SET EXERCISE: Pull each line holding "image" out of the entries below.

::: DATA LISTING

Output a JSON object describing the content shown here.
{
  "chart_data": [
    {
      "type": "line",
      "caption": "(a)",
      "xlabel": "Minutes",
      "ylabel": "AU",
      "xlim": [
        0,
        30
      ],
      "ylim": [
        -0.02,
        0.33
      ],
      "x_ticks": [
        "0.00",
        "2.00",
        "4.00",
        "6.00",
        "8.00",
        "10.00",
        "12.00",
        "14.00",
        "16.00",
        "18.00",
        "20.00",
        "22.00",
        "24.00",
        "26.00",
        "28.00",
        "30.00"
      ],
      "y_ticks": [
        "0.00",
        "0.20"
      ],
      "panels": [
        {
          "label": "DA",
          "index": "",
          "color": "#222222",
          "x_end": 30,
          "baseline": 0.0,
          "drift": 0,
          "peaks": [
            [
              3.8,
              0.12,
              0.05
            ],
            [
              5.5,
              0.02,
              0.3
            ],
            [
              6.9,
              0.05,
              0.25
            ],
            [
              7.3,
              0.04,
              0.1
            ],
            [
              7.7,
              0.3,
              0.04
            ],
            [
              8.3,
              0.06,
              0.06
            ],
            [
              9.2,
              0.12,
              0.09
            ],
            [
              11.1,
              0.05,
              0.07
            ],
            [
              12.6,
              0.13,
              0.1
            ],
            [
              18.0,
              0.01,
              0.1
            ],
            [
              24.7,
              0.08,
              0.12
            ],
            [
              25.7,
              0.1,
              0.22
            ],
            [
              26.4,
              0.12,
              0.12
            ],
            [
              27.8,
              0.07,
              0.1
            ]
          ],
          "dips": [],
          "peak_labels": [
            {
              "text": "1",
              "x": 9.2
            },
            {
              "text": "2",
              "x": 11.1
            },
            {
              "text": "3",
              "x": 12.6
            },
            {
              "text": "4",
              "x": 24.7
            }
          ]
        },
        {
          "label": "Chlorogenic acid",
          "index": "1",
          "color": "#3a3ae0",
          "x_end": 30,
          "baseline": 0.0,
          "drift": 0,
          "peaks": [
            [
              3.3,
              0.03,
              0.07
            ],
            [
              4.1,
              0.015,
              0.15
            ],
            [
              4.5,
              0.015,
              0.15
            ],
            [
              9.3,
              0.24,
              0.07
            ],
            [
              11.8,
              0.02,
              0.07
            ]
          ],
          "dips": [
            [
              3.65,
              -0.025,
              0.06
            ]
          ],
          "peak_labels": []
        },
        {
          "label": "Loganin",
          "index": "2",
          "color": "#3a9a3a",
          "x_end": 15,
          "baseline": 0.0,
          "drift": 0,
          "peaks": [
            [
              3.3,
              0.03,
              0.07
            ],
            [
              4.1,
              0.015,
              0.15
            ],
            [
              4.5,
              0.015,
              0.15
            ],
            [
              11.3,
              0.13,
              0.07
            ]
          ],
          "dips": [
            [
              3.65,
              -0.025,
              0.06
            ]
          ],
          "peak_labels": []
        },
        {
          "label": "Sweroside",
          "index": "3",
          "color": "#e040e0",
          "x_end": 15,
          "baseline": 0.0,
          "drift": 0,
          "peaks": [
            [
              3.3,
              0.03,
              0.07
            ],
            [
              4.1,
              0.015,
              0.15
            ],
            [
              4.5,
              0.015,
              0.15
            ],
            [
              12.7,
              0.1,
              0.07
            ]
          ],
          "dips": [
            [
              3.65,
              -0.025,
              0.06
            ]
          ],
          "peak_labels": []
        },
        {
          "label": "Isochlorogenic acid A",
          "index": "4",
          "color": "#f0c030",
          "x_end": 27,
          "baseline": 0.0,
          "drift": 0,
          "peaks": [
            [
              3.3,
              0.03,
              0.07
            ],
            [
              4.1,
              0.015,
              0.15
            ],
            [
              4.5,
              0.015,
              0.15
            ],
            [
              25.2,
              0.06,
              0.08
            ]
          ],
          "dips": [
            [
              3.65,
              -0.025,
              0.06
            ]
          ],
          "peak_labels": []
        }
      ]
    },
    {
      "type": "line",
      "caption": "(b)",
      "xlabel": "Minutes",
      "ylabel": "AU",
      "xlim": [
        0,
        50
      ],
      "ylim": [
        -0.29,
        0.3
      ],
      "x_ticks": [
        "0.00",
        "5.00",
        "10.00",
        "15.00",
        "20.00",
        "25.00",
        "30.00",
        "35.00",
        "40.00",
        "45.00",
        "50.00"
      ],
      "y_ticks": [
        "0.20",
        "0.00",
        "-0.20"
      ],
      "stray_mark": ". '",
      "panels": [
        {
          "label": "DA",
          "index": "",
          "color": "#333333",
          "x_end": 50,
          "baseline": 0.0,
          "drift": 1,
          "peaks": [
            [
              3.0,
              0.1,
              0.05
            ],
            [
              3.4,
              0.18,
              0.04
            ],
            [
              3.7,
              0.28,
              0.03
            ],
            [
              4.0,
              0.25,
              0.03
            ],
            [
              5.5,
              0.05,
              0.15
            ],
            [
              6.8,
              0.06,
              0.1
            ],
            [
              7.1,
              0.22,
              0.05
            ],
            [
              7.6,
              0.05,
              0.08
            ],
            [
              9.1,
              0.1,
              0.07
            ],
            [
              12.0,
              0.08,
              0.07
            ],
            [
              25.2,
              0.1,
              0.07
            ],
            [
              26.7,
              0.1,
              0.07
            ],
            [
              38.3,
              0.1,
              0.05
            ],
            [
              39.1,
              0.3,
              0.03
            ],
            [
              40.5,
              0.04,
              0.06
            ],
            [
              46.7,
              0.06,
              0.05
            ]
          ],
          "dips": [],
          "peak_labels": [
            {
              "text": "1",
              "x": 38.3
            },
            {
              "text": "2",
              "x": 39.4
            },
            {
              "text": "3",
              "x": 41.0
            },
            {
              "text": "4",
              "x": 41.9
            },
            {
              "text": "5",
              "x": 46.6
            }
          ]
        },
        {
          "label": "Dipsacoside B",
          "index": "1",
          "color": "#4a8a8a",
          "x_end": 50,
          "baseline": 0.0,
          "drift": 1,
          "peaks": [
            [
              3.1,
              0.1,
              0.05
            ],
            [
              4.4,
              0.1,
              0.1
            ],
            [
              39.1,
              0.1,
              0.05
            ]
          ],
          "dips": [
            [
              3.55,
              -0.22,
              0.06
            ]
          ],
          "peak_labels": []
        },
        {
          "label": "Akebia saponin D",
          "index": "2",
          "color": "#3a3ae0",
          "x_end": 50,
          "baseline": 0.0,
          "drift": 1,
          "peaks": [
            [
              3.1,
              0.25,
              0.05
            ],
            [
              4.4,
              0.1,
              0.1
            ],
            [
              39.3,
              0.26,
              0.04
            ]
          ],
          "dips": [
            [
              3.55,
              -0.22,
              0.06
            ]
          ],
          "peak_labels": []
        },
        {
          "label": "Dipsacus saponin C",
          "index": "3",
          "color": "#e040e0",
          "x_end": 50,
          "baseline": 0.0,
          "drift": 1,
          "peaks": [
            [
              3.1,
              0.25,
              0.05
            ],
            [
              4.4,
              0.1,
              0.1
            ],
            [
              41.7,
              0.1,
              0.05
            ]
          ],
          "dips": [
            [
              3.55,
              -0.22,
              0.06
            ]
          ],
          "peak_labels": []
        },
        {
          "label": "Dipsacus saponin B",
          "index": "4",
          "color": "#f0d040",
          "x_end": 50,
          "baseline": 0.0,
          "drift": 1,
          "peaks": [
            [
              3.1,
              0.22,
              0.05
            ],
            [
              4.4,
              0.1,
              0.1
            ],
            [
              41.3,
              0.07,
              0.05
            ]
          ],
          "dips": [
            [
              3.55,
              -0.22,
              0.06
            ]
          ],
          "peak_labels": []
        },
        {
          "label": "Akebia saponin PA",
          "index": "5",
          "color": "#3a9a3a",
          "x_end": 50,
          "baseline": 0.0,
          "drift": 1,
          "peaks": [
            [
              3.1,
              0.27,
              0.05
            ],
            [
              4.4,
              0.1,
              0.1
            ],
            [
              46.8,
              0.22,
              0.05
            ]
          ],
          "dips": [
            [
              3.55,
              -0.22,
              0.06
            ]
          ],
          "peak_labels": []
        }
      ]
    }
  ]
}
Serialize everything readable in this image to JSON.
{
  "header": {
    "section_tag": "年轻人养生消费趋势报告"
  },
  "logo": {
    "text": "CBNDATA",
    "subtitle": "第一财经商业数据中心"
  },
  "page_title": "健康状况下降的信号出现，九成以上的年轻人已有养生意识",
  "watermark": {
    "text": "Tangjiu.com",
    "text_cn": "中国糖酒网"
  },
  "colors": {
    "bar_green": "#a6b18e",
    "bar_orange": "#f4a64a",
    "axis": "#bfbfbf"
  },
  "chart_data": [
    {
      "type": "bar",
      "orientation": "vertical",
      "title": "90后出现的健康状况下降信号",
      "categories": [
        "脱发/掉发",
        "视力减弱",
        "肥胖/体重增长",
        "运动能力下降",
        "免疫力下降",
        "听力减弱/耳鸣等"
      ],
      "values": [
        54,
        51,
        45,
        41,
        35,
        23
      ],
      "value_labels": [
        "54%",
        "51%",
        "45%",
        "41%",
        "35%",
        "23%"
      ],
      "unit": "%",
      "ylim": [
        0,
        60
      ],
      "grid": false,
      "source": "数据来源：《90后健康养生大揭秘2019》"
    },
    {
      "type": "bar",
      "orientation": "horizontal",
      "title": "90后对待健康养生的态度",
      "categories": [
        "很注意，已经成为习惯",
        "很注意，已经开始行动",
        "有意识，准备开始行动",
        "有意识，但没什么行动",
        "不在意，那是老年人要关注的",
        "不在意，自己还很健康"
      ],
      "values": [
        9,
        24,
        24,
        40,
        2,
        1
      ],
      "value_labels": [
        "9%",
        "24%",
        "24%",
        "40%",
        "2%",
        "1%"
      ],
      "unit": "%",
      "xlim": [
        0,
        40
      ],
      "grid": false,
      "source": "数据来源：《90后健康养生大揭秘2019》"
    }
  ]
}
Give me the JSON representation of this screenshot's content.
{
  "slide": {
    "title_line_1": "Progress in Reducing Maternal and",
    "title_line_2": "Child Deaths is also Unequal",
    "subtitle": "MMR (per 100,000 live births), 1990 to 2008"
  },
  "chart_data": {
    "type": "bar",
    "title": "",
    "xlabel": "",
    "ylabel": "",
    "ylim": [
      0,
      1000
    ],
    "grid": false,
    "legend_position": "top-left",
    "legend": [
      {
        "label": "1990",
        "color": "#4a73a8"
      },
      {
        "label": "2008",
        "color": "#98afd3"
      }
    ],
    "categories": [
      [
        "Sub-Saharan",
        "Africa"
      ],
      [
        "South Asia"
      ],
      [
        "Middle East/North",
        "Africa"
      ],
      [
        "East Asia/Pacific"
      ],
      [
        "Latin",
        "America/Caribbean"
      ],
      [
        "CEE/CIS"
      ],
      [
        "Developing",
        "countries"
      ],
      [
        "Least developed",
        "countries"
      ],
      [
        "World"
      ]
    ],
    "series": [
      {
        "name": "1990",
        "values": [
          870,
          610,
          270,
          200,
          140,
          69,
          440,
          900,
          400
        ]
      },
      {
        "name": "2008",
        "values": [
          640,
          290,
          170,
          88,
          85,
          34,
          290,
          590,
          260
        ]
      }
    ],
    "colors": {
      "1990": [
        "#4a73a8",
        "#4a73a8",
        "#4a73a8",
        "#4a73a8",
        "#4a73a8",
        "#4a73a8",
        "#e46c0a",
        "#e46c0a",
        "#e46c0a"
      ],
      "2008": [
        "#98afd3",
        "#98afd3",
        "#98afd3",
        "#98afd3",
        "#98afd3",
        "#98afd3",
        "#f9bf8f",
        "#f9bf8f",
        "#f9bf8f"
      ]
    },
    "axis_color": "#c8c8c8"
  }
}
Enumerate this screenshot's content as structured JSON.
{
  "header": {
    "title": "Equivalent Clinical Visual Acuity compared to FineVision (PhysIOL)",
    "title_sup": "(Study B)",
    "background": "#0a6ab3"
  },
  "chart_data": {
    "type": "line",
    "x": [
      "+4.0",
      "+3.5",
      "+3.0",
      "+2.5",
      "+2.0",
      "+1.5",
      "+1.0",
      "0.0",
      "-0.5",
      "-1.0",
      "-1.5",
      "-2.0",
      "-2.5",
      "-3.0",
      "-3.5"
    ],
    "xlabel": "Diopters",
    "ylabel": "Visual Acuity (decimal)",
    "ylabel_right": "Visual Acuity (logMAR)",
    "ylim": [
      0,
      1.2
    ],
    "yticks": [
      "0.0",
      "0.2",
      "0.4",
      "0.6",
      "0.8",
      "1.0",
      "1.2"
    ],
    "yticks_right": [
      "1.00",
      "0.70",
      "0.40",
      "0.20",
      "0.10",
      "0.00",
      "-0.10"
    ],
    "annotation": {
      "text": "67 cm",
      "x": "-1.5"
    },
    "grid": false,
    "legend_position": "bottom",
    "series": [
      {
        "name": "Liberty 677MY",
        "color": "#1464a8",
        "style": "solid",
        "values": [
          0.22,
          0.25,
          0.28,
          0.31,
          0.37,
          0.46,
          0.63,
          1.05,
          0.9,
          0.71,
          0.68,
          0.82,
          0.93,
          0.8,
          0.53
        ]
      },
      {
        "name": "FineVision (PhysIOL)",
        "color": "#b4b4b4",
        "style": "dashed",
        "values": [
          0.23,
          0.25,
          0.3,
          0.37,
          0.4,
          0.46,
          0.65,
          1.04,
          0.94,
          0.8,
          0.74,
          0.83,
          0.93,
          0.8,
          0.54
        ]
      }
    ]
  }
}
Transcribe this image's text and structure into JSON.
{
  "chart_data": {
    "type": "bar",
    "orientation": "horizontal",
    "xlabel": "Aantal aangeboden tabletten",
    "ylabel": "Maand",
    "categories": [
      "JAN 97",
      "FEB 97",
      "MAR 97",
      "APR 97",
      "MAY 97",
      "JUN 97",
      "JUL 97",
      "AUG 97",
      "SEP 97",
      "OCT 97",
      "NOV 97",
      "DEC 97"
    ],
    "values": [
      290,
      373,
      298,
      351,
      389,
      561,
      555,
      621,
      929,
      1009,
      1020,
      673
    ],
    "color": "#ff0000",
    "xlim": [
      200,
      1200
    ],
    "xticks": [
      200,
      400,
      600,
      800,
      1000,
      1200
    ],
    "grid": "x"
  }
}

::::::

CORRECT RESULT:
Serialize everything readable in this image to JSON.
Transcribe this image's text and structure into JSON.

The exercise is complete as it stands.